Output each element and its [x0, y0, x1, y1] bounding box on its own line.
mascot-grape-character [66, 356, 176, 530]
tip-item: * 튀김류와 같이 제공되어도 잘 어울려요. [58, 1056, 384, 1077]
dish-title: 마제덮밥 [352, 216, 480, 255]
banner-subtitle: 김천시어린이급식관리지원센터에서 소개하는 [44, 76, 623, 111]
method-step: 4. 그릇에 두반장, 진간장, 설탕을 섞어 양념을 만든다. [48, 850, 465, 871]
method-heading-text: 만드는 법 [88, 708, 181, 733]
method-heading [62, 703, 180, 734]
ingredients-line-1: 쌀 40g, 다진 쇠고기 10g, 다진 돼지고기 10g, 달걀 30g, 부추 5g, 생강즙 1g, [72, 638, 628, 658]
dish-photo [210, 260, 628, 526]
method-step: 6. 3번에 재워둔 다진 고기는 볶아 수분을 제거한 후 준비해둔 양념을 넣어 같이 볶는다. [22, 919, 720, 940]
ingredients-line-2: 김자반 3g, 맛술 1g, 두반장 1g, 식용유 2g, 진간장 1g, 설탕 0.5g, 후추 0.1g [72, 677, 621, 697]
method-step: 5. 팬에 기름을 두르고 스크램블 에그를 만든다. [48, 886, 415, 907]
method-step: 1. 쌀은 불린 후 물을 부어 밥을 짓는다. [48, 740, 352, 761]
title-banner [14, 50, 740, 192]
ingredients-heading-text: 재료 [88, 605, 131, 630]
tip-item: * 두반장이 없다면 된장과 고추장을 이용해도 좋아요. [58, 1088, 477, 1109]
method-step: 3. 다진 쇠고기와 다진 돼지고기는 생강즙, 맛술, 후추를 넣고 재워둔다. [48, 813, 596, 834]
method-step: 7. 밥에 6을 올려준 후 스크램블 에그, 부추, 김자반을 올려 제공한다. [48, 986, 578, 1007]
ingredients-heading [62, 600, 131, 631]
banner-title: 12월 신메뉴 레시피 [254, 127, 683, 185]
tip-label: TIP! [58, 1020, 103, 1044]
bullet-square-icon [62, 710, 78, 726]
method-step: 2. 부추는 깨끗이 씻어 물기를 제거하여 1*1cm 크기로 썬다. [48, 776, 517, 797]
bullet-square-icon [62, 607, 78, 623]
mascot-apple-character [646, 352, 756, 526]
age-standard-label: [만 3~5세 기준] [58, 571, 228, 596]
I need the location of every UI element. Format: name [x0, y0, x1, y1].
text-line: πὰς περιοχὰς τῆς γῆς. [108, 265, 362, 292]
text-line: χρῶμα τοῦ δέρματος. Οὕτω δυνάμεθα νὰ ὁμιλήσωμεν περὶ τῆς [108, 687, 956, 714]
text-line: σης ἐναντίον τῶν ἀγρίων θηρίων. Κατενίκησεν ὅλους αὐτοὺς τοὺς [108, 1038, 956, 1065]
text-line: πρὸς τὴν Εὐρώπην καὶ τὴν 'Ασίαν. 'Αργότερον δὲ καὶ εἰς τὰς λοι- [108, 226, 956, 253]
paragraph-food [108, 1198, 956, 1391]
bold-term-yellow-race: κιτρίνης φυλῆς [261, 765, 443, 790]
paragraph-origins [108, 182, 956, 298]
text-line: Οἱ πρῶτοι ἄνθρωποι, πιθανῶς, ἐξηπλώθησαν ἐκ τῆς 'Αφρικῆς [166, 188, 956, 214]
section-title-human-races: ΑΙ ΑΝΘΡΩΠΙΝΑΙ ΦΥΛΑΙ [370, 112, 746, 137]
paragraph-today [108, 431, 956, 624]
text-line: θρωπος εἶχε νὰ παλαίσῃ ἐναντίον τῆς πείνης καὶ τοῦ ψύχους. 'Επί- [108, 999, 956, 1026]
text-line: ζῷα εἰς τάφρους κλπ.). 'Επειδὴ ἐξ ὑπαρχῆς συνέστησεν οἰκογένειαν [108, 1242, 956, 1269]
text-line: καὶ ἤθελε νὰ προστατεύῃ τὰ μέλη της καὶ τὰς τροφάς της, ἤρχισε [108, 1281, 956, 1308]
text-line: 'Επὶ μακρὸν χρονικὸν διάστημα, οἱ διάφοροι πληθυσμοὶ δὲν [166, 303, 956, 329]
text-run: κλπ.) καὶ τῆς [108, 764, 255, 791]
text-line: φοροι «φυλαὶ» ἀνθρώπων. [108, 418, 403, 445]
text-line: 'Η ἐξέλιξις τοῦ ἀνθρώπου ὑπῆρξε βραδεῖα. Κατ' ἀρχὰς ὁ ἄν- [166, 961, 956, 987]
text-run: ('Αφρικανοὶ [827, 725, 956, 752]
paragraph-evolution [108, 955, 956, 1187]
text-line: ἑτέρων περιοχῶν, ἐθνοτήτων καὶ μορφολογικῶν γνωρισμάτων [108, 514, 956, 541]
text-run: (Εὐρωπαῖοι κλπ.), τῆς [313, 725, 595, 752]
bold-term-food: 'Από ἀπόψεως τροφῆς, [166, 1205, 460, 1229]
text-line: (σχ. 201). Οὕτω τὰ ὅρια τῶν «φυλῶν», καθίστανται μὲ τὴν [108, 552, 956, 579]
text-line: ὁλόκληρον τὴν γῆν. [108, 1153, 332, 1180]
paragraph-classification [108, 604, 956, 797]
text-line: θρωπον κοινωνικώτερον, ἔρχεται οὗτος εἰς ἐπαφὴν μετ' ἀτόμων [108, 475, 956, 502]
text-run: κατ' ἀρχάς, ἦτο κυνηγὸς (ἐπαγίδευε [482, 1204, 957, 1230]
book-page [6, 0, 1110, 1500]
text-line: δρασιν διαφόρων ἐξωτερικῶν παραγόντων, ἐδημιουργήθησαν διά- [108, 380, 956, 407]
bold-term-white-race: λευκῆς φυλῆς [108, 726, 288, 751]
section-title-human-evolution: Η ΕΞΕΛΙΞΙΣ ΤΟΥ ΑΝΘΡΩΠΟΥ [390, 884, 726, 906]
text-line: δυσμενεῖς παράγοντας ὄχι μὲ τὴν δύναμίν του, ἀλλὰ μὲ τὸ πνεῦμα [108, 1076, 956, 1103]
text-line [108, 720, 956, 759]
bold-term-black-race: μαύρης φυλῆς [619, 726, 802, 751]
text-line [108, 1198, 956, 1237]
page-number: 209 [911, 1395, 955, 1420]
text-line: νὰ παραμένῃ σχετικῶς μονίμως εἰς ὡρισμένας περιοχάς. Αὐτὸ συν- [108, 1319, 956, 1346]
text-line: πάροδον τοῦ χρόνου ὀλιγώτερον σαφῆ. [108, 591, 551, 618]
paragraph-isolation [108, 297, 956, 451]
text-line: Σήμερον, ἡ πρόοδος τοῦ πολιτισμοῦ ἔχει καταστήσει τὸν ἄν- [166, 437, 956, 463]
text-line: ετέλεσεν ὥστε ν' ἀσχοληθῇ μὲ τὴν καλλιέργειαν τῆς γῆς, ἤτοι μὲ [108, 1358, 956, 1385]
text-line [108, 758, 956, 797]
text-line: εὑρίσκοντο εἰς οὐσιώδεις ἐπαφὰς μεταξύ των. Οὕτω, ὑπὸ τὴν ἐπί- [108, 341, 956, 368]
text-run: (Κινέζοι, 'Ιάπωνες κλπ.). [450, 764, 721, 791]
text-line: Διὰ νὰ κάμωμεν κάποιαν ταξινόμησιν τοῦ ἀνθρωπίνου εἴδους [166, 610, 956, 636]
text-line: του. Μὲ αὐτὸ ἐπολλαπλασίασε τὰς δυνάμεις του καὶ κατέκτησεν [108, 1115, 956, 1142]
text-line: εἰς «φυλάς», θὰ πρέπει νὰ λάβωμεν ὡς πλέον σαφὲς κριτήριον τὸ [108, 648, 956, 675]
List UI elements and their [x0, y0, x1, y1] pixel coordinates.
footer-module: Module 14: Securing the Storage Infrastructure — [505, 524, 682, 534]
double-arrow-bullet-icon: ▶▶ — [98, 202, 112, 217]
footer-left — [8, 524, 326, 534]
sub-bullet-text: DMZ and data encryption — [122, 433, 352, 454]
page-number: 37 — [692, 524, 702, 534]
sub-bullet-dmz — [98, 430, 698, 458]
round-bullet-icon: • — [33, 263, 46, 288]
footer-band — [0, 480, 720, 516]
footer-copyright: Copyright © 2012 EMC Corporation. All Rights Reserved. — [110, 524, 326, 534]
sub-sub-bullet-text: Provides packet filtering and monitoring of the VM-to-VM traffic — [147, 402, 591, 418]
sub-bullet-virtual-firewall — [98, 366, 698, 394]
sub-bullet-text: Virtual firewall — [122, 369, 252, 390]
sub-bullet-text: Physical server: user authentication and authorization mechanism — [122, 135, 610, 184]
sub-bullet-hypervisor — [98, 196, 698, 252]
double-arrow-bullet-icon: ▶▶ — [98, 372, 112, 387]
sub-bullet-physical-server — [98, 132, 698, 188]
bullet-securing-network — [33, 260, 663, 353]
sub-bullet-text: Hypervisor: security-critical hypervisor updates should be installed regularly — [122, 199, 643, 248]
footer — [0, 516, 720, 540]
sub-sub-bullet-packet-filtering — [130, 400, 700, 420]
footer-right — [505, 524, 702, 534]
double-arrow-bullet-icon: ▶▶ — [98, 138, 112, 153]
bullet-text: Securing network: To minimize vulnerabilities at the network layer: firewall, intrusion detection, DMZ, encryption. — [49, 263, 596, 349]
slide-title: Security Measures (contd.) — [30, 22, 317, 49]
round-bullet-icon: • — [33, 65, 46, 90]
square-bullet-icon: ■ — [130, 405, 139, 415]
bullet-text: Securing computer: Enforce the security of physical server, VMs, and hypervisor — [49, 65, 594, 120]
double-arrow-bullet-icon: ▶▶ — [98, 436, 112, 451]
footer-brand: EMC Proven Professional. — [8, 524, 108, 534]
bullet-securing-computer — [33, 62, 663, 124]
§
Update the rows from the start through the line that contains "method-heading-text: 만드는 법", both included, replacing "banner-subtitle" with "banner-caption" and leaving everything else unchanged.

Output each element and its [x0, y0, x1, y1] bounding box on its own line.
mascot-grape-character [66, 356, 176, 530]
tip-item: * 튀김류와 같이 제공되어도 잘 어울려요. [58, 1056, 384, 1077]
dish-title: 마제덮밥 [352, 216, 480, 255]
banner-caption: 김천시어린이급식관리지원센터에서 소개하는 [44, 76, 623, 111]
method-step: 4. 그릇에 두반장, 진간장, 설탕을 섞어 양념을 만든다. [48, 850, 465, 871]
method-heading-text: 만드는 법 [88, 708, 181, 733]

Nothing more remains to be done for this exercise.